[Collection entries]

========

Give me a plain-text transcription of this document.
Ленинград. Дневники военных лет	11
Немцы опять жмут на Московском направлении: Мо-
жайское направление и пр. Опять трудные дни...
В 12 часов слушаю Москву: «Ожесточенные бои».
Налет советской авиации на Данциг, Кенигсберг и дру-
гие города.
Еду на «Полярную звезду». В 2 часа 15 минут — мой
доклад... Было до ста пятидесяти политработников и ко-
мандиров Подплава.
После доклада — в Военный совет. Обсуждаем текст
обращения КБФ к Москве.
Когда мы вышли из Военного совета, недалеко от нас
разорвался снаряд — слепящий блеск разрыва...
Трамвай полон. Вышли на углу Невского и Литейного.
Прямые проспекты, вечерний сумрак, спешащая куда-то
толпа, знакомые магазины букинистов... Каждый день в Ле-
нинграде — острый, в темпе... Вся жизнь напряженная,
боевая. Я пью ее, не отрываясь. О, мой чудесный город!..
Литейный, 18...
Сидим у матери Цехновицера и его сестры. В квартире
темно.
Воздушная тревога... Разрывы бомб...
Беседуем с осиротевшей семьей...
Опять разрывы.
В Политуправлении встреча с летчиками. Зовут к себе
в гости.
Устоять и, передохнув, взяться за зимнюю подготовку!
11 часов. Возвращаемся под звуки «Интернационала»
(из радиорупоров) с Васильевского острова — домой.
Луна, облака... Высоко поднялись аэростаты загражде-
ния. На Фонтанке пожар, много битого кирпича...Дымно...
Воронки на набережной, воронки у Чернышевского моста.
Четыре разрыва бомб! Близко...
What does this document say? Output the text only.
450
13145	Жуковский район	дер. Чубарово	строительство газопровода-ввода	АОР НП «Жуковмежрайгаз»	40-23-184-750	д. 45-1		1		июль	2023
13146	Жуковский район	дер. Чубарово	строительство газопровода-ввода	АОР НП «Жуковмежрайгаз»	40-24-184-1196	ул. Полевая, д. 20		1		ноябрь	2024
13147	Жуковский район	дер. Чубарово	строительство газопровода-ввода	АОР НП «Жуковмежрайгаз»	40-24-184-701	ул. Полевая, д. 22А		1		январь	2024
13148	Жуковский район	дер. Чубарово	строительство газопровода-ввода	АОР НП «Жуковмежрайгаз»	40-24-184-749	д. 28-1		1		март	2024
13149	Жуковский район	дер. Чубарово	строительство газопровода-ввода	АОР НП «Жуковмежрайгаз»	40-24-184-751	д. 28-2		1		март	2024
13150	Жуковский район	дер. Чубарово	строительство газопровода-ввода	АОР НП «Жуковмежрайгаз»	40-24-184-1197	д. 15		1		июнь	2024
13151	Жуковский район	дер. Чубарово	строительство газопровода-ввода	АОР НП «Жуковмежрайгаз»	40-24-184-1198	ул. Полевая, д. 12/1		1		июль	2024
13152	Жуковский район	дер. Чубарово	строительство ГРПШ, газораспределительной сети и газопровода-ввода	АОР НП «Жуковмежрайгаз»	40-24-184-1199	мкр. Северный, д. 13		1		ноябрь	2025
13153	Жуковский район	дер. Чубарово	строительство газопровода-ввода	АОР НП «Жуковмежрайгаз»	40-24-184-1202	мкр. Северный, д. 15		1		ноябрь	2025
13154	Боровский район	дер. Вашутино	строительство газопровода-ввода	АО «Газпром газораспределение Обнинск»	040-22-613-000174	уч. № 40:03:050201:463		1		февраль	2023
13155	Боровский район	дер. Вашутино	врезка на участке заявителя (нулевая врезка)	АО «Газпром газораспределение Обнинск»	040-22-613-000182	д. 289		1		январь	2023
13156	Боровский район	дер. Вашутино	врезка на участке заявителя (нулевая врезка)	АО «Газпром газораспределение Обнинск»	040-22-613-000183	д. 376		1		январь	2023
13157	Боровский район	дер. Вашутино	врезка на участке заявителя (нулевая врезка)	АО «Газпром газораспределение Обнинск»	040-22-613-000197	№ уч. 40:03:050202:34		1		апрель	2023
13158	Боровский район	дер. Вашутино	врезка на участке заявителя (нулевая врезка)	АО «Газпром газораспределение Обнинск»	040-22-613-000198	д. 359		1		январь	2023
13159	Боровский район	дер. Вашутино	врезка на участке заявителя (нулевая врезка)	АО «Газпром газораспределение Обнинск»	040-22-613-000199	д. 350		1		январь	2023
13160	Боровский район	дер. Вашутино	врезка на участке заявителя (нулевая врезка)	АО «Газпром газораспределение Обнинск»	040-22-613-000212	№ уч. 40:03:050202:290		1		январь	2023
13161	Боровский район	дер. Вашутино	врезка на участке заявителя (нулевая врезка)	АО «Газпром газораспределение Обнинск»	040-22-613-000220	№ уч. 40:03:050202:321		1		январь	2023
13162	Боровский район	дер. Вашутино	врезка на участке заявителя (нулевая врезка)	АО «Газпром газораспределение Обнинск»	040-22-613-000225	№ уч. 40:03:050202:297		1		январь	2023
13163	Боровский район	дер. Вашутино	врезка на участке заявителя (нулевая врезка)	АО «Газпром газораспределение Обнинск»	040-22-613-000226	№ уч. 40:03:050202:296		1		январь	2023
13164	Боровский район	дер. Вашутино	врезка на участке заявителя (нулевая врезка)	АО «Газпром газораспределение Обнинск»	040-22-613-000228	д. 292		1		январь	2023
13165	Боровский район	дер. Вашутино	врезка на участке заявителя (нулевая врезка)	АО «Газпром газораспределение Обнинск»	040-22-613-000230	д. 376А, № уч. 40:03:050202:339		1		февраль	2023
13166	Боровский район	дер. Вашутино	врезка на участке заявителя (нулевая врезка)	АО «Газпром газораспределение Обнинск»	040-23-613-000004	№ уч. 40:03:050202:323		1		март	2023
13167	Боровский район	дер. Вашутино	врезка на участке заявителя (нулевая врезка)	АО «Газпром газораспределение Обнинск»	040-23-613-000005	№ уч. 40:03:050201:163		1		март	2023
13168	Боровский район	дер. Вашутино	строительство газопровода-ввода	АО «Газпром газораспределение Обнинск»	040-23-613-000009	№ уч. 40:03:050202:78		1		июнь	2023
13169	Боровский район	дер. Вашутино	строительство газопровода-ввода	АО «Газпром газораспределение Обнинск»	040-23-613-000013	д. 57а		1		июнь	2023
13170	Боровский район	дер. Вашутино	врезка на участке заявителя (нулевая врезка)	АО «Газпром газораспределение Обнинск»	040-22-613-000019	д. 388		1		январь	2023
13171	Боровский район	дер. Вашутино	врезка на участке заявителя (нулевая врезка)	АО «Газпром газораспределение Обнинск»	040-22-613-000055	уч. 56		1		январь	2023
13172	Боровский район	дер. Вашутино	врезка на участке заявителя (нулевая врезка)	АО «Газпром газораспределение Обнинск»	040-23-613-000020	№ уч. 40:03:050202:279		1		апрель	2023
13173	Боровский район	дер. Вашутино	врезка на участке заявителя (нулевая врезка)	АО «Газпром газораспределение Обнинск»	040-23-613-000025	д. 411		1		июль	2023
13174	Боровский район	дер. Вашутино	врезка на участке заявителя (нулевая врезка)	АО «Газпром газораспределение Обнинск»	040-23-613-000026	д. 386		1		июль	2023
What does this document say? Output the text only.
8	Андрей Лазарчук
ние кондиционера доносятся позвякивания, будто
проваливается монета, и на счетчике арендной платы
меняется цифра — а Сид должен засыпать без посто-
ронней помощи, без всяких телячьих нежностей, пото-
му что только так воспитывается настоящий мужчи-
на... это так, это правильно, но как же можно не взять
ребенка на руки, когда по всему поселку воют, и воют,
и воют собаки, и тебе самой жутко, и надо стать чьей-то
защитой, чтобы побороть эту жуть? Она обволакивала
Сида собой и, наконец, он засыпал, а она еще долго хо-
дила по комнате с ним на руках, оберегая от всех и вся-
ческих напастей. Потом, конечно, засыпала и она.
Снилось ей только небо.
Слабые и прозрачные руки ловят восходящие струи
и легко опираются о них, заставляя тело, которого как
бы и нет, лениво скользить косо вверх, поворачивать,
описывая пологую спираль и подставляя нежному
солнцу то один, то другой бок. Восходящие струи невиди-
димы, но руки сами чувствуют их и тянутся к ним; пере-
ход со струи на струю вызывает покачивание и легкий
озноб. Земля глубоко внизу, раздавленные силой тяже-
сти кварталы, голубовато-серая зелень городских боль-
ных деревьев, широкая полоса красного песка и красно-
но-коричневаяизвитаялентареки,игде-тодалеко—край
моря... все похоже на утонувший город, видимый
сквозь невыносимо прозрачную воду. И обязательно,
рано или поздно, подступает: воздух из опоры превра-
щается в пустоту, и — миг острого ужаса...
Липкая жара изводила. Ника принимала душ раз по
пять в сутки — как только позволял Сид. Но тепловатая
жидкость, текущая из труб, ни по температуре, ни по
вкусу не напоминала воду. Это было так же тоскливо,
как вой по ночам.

========

§ Aim of the exercise:
Provide the count, and nothing else, of lines in the data above where the word "март" occurs.

§ Finished task:
4